This thematic section in Neurorehabilitation focuses upon spiritual and religious aspects of the neurorehabilitation process. Beyond their direct impact on the brain, neurological insults affect the sense of self, personhood and identity. Cultural and religious factors determine how the injury is expressed, the response of the patient and his or her family, interpersonal relationships but also the relationship with medical professionals and the outcomes of neurorehabilitation.
It is necessary to distinguish between religion which is institutionalised, community based, associated with doctrine, beliefs, practices and rituals from spiritualty which is an individual relationship with a higher power. Although the phenomena are related, being spiritual does not necessarily imply being religious whereas the reverse is generally true.
As Redfern and Coles (2015) note, the relationship between religiosity, spirituality and neurological disorders needs to differentiate between intrinsic loss of religiosity directly resulting from neural degeneration; the contingent reduction in spirituality with the practical social and cognitive effects brought about by the disease and any reactive response subsequent to developing the disease which might enhance or diminish religious faith. These authors point out how neurological disorders often lead to major upheavals in terms of lifestyle, future plans and future expectations and prompt existential questions pertaining to the meaning and purpose of life. Patients may frequently ask ‘why me?’ related questions and their suffering can be exacerbated by the spiritual pain they experience.

□ □ □ □

**Problems to work on:**
A. According to the passage on spirituality and religion in neurorehabilitation, what do cultural and religious factors determine? List every item.
B. Pick up the passage on spirituality and religion in neurorehabilitation after its final sentence and carry it forward.

**Stored data entries:**
□ □ □ □

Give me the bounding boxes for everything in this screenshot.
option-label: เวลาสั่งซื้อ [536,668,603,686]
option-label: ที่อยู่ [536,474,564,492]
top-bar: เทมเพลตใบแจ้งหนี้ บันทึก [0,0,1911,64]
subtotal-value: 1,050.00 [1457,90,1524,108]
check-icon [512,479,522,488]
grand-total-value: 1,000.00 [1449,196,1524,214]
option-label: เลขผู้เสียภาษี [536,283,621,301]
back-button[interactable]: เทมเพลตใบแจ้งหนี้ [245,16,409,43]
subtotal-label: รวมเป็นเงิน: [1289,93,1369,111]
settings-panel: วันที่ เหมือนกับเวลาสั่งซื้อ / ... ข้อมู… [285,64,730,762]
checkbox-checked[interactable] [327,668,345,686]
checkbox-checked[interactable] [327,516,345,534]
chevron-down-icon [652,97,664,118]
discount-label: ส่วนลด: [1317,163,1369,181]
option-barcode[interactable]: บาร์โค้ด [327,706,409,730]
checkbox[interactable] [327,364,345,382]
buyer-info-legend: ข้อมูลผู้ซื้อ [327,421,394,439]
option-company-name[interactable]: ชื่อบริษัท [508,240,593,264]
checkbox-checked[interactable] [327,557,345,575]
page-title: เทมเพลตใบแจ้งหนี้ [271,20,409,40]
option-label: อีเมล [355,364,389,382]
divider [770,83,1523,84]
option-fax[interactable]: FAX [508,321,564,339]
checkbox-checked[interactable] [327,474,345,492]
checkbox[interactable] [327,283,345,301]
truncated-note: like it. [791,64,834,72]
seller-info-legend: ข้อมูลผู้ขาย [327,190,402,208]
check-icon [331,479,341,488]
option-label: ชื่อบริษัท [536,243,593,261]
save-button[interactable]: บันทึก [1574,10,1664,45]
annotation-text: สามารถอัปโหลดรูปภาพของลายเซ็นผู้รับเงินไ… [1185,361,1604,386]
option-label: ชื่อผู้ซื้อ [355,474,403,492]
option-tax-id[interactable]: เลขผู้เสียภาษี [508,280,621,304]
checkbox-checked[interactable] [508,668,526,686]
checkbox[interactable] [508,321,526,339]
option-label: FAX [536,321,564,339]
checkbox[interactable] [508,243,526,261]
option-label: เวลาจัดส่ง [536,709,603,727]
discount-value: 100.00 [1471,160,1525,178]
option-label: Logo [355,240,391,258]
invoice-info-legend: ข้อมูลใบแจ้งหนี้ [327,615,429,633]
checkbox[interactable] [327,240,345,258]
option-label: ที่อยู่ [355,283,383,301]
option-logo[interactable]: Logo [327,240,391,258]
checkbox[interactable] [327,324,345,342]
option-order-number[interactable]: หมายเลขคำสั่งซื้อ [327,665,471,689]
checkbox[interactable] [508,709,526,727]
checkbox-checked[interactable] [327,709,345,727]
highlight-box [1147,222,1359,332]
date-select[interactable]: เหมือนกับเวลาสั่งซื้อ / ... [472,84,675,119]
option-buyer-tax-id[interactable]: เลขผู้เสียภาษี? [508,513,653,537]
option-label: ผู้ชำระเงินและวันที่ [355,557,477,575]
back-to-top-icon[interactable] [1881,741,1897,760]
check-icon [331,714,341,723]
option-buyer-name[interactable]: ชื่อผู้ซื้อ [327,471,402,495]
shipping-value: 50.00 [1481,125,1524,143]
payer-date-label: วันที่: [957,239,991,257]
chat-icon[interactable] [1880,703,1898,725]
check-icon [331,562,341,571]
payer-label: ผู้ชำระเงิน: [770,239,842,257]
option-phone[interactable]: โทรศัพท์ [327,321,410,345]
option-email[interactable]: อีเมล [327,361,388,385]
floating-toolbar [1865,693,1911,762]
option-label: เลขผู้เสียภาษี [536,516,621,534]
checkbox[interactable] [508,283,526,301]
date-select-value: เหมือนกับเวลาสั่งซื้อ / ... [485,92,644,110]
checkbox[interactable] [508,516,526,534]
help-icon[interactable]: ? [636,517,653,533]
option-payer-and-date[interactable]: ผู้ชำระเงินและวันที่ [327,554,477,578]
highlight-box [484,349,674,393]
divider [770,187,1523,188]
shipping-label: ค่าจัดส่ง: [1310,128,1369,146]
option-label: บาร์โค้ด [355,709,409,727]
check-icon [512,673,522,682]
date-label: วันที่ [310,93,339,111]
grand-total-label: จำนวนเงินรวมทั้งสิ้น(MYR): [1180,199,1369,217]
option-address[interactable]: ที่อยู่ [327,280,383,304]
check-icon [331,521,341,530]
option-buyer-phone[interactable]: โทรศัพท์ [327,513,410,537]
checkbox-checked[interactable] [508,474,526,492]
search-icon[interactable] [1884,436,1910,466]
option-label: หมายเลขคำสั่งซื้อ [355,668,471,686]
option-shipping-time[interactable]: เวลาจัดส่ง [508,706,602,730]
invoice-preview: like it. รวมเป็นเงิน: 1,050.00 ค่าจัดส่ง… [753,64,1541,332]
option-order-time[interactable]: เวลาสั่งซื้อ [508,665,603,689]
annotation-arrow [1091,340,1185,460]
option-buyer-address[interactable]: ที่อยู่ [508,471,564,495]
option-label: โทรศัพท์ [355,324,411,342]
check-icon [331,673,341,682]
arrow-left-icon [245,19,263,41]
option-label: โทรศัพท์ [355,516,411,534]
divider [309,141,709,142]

□ □ □ □

**Responses to the exercise:**
A.
- How the injury is expressed
- The response of the patient and his or her family
- Interpersonal relationships
- The relationship with medical professionals
- The outcomes of neurorehabilitation

B.
To date there has been rather limited research specifically addressing spirituality and neurodisability and more specifically its implications for enhancing neurorehabilitation. Previous literature has focused upon the impact of spirituality on a number of neurological disorders including traumatic brain injury (Waldron Perrine et al. 2011; Jones, Pryor, Care-Unger & Simpson 2018), post traumatic growth after head injury (Grace et al. 2015; Rogan et al. 2013), Parkinson’s disease (Reynolds 2017; Redfern & Coles 2015), Motor Neurone Disease (Macleod & Clarke 2007; Simmons 2013; Cheng et al. 2017), spinal cord injury (Jones, Dorset, Simpson & Briggs 2018), stroke (Giaquinto, Spiridigliozzi & Caracciolo 2007; Laures Gore 2018) and epilepsy (Tedrus, Fonseka & Hoeahr 2014; Rigon et al. 2019).
An overview of the extant literature suggests that spiritual coping impacts positively on adjustment, mental health, quality of life and possibly physical outcomes in a range of neurological disorders. In general higher levels of spirituality are associated with better measures of mental health and to a lesser extent physical health in those with neurodisability. It appears that there are small positive correlations between spiritual interventions and health in neurorehabilitation populations but this finding may directly result from methodological issues e.g. patients praying both as health deteriorates and as it improves (Lomay & Johnstone 2015).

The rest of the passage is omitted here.